◆ Problem to solve:
Search the data for the string "метраж" and gather each line it is in.

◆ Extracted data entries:
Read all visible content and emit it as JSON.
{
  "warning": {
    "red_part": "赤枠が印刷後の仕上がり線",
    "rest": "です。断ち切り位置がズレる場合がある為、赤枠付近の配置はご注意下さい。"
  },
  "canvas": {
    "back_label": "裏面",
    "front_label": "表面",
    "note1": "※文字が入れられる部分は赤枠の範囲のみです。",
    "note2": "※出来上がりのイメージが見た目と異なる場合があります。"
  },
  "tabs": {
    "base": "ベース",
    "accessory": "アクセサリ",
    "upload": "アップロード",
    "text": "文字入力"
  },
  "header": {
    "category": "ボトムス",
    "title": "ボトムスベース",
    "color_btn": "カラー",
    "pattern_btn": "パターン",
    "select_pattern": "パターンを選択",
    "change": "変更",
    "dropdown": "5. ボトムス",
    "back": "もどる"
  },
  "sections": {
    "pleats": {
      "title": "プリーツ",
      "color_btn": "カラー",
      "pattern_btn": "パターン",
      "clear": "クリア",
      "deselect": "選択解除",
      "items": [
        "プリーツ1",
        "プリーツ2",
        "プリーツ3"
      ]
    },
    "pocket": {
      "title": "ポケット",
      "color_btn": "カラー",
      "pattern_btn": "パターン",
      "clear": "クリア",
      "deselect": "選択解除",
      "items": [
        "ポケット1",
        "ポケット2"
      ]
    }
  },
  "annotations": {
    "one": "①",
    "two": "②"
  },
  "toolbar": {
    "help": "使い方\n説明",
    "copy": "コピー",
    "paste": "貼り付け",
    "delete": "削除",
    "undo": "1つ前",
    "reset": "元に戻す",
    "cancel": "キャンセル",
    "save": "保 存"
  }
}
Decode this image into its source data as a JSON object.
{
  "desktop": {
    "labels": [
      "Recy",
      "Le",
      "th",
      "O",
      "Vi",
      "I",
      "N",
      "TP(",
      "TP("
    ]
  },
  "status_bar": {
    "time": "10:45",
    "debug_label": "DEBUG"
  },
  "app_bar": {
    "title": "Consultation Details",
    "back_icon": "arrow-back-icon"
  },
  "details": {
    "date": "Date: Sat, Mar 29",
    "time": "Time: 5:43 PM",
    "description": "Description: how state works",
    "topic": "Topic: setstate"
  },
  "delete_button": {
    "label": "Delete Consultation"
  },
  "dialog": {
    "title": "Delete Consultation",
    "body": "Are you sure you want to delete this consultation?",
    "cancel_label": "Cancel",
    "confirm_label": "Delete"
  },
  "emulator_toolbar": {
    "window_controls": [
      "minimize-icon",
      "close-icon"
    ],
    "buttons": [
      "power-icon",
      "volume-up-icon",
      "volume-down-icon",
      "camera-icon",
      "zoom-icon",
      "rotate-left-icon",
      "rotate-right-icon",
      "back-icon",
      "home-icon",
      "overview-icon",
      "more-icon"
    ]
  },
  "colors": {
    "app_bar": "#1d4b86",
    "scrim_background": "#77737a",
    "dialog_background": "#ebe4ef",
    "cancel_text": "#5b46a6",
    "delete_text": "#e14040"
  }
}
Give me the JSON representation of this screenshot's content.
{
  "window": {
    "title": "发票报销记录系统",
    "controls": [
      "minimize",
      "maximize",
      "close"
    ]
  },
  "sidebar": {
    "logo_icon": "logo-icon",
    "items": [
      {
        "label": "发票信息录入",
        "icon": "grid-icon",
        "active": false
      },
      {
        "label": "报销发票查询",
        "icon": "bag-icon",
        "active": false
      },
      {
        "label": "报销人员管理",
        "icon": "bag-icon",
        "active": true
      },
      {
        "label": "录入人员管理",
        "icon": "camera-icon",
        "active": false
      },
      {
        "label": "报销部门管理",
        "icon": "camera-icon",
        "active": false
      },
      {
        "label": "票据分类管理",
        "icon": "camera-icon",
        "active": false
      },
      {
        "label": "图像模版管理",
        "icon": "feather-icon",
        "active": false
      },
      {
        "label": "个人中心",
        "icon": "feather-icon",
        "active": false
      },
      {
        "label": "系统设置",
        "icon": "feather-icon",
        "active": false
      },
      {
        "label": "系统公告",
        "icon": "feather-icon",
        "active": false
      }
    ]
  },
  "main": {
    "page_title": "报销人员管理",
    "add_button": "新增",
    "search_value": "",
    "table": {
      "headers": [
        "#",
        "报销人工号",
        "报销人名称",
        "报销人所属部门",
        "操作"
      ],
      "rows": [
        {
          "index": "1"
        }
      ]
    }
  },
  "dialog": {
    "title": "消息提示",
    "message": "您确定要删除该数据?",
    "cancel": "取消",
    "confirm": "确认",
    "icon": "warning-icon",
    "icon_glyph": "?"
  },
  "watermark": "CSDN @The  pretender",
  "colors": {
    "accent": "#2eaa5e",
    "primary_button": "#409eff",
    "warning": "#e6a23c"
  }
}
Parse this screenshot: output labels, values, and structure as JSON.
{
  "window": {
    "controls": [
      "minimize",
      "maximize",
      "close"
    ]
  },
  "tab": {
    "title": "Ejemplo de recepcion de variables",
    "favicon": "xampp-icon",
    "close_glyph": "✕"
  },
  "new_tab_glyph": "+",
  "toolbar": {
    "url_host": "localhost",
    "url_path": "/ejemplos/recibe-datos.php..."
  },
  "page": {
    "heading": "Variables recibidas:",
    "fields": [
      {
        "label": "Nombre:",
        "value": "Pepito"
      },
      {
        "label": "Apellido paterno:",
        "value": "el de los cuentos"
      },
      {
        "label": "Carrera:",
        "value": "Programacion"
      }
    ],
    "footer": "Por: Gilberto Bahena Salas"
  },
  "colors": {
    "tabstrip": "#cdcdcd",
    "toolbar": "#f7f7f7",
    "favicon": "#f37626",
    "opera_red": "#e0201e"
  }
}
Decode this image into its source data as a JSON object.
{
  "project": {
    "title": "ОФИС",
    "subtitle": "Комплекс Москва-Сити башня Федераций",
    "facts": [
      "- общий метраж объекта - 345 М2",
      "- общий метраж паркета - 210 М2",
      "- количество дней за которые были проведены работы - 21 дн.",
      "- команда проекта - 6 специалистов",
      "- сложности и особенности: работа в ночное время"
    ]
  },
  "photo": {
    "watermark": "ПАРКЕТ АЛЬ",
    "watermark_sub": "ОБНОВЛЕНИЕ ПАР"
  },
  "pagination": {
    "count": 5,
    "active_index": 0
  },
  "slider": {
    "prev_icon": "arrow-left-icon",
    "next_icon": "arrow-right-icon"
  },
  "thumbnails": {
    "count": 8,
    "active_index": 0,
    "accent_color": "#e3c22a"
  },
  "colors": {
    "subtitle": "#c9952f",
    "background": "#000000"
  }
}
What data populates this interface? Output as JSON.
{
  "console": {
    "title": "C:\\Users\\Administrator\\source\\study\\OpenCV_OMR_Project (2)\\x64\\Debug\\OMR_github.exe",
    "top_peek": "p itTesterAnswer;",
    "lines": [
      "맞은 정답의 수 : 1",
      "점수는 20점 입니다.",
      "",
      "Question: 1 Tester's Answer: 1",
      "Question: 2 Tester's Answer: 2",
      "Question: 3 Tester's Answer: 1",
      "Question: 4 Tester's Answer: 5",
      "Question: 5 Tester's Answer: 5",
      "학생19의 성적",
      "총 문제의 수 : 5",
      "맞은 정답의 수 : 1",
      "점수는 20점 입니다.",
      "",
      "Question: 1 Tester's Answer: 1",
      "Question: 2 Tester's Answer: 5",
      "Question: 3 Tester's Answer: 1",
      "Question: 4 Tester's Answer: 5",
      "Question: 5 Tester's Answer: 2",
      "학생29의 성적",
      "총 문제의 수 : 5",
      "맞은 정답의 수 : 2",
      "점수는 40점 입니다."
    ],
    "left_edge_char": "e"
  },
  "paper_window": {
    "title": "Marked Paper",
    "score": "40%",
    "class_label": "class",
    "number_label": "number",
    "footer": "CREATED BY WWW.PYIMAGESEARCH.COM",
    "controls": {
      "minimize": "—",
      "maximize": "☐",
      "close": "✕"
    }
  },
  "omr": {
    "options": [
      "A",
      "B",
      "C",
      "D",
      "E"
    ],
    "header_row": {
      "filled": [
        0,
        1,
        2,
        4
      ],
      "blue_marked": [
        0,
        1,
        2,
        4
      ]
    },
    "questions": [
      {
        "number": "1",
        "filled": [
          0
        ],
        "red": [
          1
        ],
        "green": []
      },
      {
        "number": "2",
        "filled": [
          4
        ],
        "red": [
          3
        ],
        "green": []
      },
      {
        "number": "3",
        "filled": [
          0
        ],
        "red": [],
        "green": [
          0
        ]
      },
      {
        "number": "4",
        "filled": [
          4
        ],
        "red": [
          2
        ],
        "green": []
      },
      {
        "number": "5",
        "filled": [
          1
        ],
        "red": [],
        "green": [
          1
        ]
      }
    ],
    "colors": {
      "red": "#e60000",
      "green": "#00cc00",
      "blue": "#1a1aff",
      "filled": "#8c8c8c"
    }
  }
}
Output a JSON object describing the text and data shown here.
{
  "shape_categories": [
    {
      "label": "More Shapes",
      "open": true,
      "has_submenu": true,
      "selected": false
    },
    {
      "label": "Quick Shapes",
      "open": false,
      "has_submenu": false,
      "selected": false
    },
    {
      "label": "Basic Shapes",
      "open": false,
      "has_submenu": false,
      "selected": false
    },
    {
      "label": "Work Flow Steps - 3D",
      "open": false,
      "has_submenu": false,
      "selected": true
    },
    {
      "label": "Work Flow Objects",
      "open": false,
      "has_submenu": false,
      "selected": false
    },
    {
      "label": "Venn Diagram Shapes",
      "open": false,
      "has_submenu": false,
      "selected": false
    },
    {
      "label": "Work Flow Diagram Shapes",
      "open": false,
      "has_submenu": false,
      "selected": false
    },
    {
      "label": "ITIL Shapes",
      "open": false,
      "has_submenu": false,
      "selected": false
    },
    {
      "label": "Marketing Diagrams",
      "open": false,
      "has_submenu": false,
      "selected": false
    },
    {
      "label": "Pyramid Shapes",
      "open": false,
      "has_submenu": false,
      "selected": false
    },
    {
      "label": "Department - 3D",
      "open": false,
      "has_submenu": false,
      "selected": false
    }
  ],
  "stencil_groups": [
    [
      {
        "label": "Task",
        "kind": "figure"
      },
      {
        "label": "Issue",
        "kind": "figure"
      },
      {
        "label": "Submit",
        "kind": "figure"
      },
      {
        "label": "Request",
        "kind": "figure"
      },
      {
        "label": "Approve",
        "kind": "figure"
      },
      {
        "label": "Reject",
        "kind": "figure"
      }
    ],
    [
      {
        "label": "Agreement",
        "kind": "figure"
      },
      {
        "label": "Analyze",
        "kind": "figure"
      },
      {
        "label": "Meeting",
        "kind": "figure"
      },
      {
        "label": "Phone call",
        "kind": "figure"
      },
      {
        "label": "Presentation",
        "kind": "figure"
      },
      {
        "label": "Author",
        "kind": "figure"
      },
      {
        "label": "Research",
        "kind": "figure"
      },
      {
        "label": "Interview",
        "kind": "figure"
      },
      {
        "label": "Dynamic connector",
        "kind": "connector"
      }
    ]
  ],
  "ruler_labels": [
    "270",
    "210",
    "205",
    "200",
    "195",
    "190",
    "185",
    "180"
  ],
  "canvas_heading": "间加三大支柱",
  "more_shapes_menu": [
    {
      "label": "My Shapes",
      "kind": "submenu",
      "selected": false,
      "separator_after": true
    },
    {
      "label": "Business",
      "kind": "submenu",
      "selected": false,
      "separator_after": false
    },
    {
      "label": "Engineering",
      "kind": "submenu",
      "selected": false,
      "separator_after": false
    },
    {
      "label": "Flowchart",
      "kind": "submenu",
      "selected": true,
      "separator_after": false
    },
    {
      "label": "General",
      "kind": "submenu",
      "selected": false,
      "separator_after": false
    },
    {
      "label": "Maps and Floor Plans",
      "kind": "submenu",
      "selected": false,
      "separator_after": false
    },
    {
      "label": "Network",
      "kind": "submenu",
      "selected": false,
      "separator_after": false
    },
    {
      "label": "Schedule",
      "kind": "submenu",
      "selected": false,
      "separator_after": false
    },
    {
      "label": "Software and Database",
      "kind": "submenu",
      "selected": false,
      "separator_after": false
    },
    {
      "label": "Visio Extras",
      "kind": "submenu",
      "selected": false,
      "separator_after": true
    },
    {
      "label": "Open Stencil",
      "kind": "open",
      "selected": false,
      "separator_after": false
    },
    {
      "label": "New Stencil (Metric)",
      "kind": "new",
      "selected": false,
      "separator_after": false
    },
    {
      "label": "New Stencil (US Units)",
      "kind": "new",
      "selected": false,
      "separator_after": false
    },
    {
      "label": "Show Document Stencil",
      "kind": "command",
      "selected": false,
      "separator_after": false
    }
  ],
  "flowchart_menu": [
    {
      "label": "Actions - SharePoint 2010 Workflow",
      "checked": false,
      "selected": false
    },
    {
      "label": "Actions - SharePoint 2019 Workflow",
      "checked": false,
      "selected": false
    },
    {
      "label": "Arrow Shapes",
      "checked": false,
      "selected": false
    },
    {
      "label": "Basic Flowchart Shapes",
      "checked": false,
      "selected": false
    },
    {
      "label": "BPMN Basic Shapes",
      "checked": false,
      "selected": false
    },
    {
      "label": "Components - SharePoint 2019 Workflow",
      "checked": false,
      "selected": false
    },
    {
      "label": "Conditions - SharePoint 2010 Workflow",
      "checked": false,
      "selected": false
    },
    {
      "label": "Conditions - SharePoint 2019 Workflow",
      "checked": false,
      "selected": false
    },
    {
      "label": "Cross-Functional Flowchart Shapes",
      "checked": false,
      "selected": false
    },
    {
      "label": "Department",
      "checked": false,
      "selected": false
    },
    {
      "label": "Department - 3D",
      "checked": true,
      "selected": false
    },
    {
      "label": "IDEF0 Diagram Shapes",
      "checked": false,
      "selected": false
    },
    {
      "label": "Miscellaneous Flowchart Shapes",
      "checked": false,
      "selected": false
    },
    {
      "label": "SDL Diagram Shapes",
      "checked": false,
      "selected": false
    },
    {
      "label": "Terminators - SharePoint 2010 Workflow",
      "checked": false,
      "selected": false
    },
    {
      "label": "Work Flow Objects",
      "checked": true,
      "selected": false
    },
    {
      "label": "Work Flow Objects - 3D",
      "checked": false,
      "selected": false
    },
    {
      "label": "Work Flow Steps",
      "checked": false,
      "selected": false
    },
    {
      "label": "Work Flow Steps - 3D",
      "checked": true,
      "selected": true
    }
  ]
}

◆ Answer to this exercise:
      "- общий метраж объекта - 345 М2",
      "- общий метраж паркета - 210 М2",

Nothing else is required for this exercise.